§ **Task to complete**: Reproduce the following material verbatim, line by line, from beginning to end, omitting the pictures from your reply.
——
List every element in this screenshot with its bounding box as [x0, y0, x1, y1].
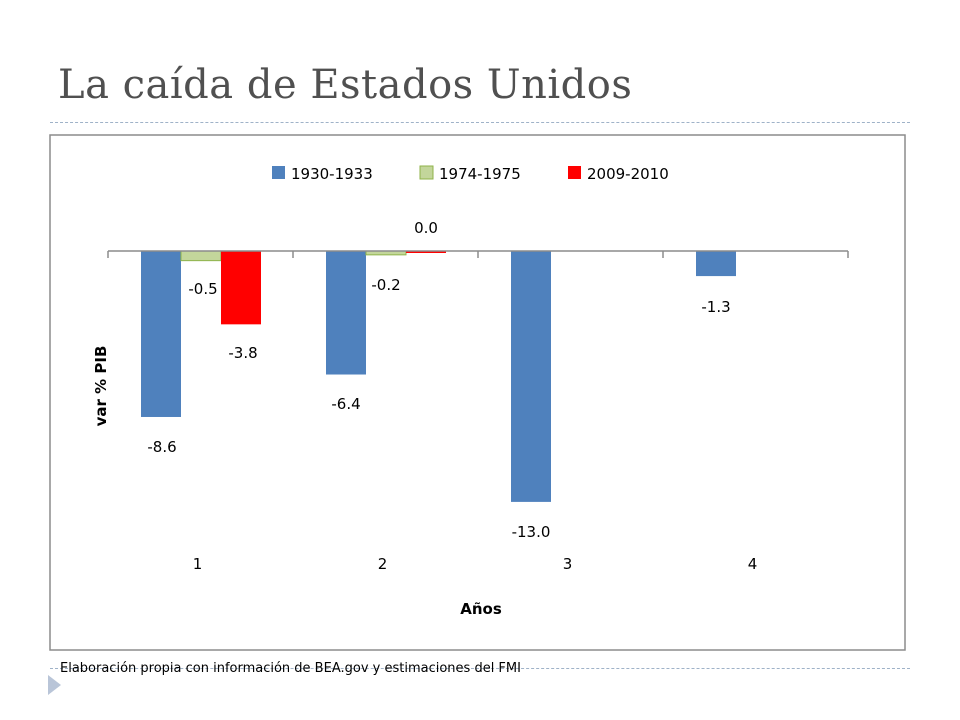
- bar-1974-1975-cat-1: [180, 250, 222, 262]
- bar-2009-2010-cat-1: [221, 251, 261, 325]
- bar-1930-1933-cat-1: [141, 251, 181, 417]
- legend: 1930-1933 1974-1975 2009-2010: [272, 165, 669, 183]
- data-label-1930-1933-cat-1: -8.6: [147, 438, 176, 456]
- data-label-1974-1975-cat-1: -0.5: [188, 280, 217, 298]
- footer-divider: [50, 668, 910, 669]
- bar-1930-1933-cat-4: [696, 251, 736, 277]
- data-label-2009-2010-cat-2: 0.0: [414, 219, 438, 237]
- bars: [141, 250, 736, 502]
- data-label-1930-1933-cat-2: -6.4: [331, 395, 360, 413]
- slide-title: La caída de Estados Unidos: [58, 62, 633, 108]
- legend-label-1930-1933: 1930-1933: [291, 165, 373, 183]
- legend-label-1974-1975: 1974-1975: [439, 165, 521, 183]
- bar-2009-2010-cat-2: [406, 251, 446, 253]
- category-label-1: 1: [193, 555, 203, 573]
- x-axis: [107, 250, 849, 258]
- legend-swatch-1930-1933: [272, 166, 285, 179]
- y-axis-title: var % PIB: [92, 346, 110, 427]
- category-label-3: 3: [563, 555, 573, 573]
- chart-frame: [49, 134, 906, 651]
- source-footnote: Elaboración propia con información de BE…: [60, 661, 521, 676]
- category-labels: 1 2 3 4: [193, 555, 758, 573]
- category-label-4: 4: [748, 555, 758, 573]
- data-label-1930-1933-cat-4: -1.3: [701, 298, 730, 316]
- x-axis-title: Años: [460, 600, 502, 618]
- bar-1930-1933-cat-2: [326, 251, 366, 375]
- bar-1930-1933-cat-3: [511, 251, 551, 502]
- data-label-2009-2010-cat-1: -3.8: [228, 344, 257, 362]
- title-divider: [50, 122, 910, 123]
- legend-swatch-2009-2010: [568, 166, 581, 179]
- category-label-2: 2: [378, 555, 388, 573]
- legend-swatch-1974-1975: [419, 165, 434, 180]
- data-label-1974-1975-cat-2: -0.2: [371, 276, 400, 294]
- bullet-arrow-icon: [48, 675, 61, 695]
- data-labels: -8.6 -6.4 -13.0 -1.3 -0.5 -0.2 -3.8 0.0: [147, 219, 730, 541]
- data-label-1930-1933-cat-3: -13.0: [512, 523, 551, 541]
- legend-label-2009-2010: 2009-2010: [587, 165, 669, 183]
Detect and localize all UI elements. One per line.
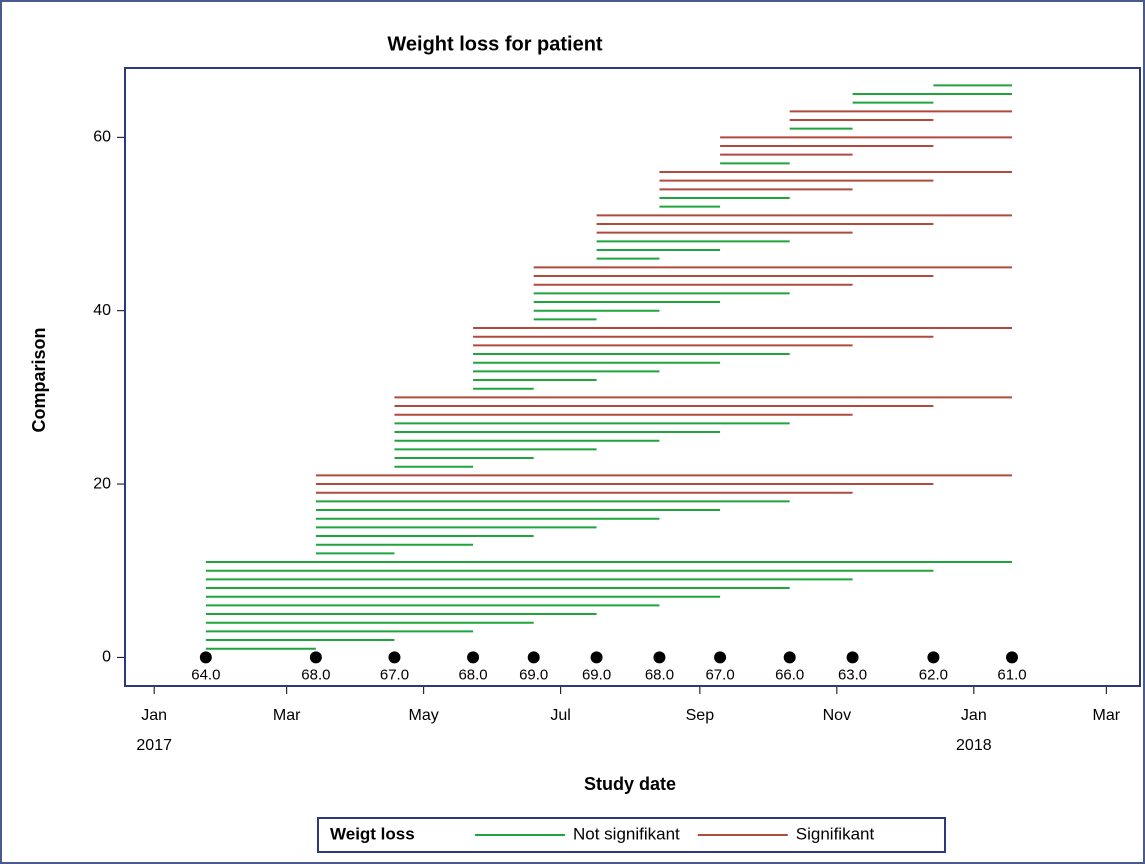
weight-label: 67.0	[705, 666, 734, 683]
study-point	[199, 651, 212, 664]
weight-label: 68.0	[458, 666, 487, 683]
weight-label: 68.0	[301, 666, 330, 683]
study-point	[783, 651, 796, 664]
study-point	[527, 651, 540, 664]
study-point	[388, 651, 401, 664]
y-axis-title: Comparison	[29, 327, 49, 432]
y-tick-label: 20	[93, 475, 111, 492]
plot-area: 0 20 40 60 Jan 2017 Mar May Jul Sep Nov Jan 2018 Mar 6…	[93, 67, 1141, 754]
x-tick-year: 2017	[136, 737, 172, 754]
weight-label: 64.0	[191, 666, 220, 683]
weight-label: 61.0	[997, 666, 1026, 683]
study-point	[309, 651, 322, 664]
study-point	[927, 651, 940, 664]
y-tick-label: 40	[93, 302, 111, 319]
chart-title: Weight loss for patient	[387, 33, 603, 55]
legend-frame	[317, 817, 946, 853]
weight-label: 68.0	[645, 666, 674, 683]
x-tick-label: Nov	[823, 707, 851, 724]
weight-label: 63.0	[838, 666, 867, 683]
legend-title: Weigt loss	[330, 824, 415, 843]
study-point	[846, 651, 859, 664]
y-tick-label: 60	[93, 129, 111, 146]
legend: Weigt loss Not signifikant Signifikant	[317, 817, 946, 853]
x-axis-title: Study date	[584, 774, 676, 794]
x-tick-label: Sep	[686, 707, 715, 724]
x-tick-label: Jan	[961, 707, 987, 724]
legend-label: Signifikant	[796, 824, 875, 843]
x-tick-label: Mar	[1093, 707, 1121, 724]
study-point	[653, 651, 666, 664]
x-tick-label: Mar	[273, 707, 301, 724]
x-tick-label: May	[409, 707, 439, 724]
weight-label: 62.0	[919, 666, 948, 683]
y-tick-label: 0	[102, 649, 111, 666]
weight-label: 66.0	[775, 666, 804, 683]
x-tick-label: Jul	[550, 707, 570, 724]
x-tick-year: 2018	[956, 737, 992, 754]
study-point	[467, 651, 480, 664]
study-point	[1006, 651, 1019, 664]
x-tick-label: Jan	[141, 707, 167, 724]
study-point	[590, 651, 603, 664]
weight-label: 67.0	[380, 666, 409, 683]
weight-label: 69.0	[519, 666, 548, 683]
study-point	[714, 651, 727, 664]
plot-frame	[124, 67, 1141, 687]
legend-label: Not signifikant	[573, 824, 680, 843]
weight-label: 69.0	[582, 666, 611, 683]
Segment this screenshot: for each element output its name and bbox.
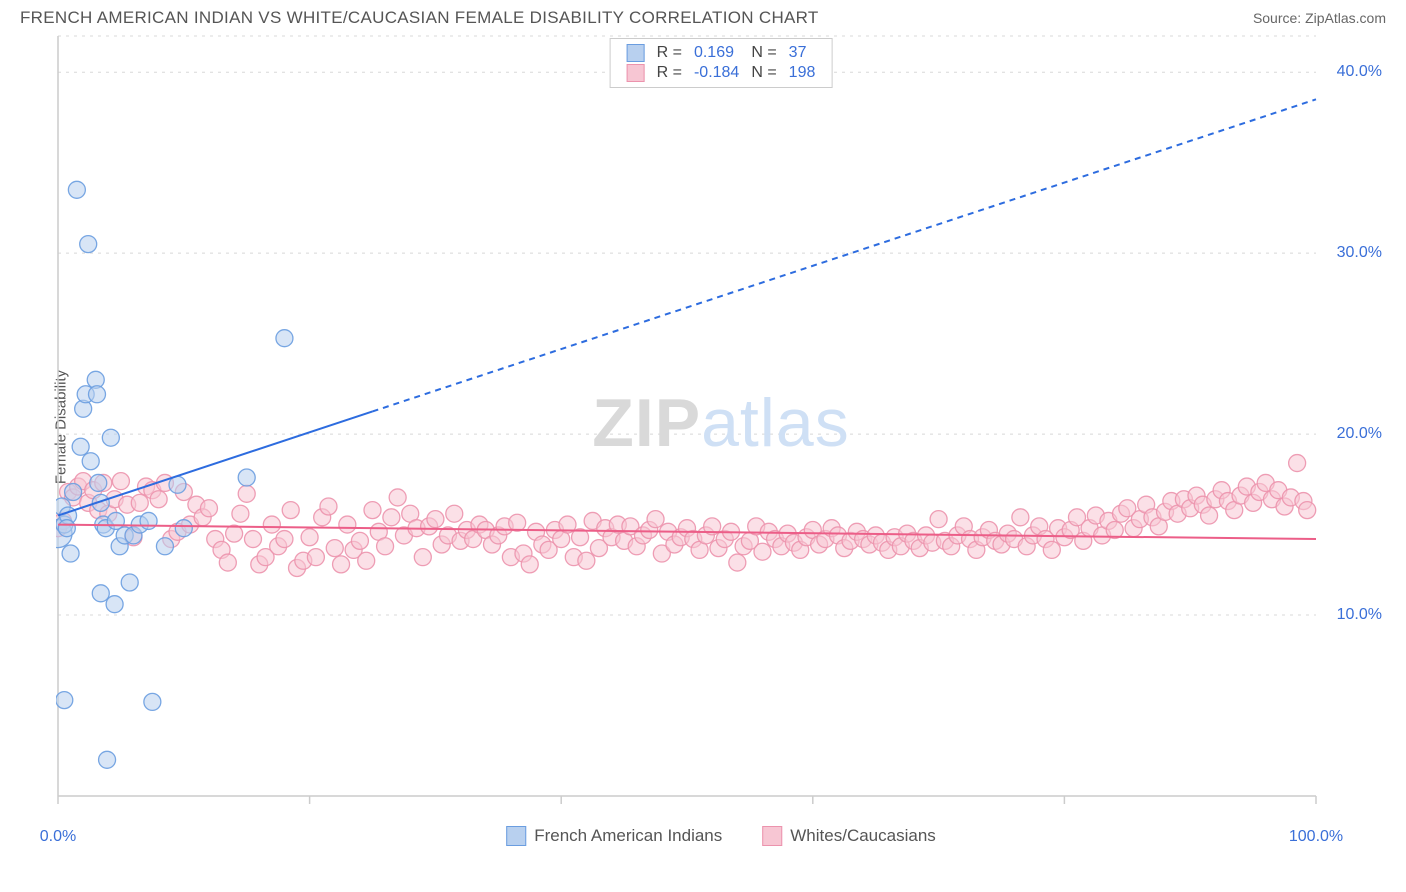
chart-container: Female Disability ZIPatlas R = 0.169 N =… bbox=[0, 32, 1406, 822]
——
§ **Completed task**:
List every element in this screenshot with its bounding box as [x0, y0, x1, y1].
- bar-1974-1975-cat-1: [180, 250, 222, 262]
- bar-2009-2010-cat-1: [221, 251, 261, 325]
- bar-1930-1933-cat-1: [141, 251, 181, 417]
- legend: 1930-1933 1974-1975 2009-2010: [272, 165, 669, 183]
- data-label-1930-1933-cat-1: -8.6: [147, 438, 176, 456]
- data-label-1974-1975-cat-1: -0.5: [188, 280, 217, 298]
- footer-divider: [50, 668, 910, 669]
- bar-1930-1933-cat-4: [696, 251, 736, 277]
- data-label-2009-2010-cat-2: 0.0: [414, 219, 438, 237]
- bars: [141, 250, 736, 502]
- data-label-1930-1933-cat-2: -6.4: [331, 395, 360, 413]
- slide-title: La caída de Estados Unidos: [58, 62, 633, 108]
- legend-label-1930-1933: 1930-1933: [291, 165, 373, 183]
- legend-label-1974-1975: 1974-1975: [439, 165, 521, 183]
- bar-2009-2010-cat-2: [406, 251, 446, 253]
- category-label-1: 1: [193, 555, 203, 573]
- x-axis: [107, 250, 849, 258]
- legend-swatch-1930-1933: [272, 166, 285, 179]
- y-axis-title: var % PIB: [92, 346, 110, 427]
- category-label-3: 3: [563, 555, 573, 573]
- chart-frame: [49, 134, 906, 651]
- source-footnote: Elaboración propia con información de BE…: [60, 661, 521, 676]
- category-labels: 1 2 3 4: [193, 555, 758, 573]
- category-label-4: 4: [748, 555, 758, 573]
- data-label-1930-1933-cat-4: -1.3: [701, 298, 730, 316]
- x-axis-title: Años: [460, 600, 502, 618]
- bar-1930-1933-cat-2: [326, 251, 366, 375]
- bar-1930-1933-cat-3: [511, 251, 551, 502]
- data-label-2009-2010-cat-1: -3.8: [228, 344, 257, 362]
- title-divider: [50, 122, 910, 123]
- legend-swatch-2009-2010: [568, 166, 581, 179]
- category-label-2: 2: [378, 555, 388, 573]
- legend-swatch-1974-1975: [419, 165, 434, 180]
- data-label-1974-1975-cat-2: -0.2: [371, 276, 400, 294]
- bullet-arrow-icon: [48, 675, 61, 695]
- data-labels: -8.6 -6.4 -13.0 -1.3 -0.5 -0.2 -3.8 0.0: [147, 219, 730, 541]
- data-label-1930-1933-cat-3: -13.0: [512, 523, 551, 541]
- legend-label-2009-2010: 2009-2010: [587, 165, 669, 183]
Detect and localize all UI elements. One per line.
weight-label: 67.0	[705, 666, 734, 683]
study-point	[199, 651, 212, 664]
weight-label: 68.0	[458, 666, 487, 683]
weight-label: 68.0	[301, 666, 330, 683]
study-point	[783, 651, 796, 664]
study-point	[527, 651, 540, 664]
study-point	[388, 651, 401, 664]
y-axis-title: Comparison	[29, 327, 49, 432]
y-tick-label: 20	[93, 475, 111, 492]
plot-area: 0 20 40 60 Jan 2017 Mar May Jul Sep Nov Jan 2018 Mar 6…	[93, 67, 1141, 754]
x-tick-year: 2017	[136, 737, 172, 754]
weight-label: 64.0	[191, 666, 220, 683]
weight-label: 61.0	[997, 666, 1026, 683]
study-point	[309, 651, 322, 664]
study-point	[927, 651, 940, 664]
y-tick-label: 40	[93, 302, 111, 319]
chart-title: Weight loss for patient	[387, 33, 603, 55]
legend-frame	[317, 817, 946, 853]
weight-label: 68.0	[645, 666, 674, 683]
x-tick-label: Nov	[823, 707, 851, 724]
weight-label: 63.0	[838, 666, 867, 683]
legend-title: Weigt loss	[330, 824, 415, 843]
study-point	[846, 651, 859, 664]
y-tick-label: 60	[93, 129, 111, 146]
legend: Weigt loss Not signifikant Signifikant	[317, 817, 946, 853]
x-axis-title: Study date	[584, 774, 676, 794]
x-tick-label: Sep	[686, 707, 715, 724]
x-tick-label: Jan	[961, 707, 987, 724]
legend-label: Signifikant	[796, 824, 875, 843]
x-tick-label: Mar	[1093, 707, 1121, 724]
study-point	[653, 651, 666, 664]
x-tick-label: Mar	[273, 707, 301, 724]
x-tick-label: May	[409, 707, 439, 724]
weight-label: 62.0	[919, 666, 948, 683]
y-tick-label: 0	[102, 649, 111, 666]
weight-label: 66.0	[775, 666, 804, 683]
x-tick-label: Jul	[550, 707, 570, 724]
x-tick-year: 2018	[956, 737, 992, 754]
study-point	[467, 651, 480, 664]
study-point	[1006, 651, 1019, 664]
x-tick-label: Jan	[141, 707, 167, 724]
study-point	[590, 651, 603, 664]
weight-label: 67.0	[380, 666, 409, 683]
weight-label: 69.0	[519, 666, 548, 683]
study-point	[714, 651, 727, 664]
plot-frame	[124, 67, 1141, 687]
legend-label: Not signifikant	[573, 824, 680, 843]
weight-label: 69.0	[582, 666, 611, 683]
Segment this screenshot: for each element output its name and bbox.
chart-container: Female Disability ZIPatlas R = 0.169 N =… bbox=[0, 32, 1406, 822]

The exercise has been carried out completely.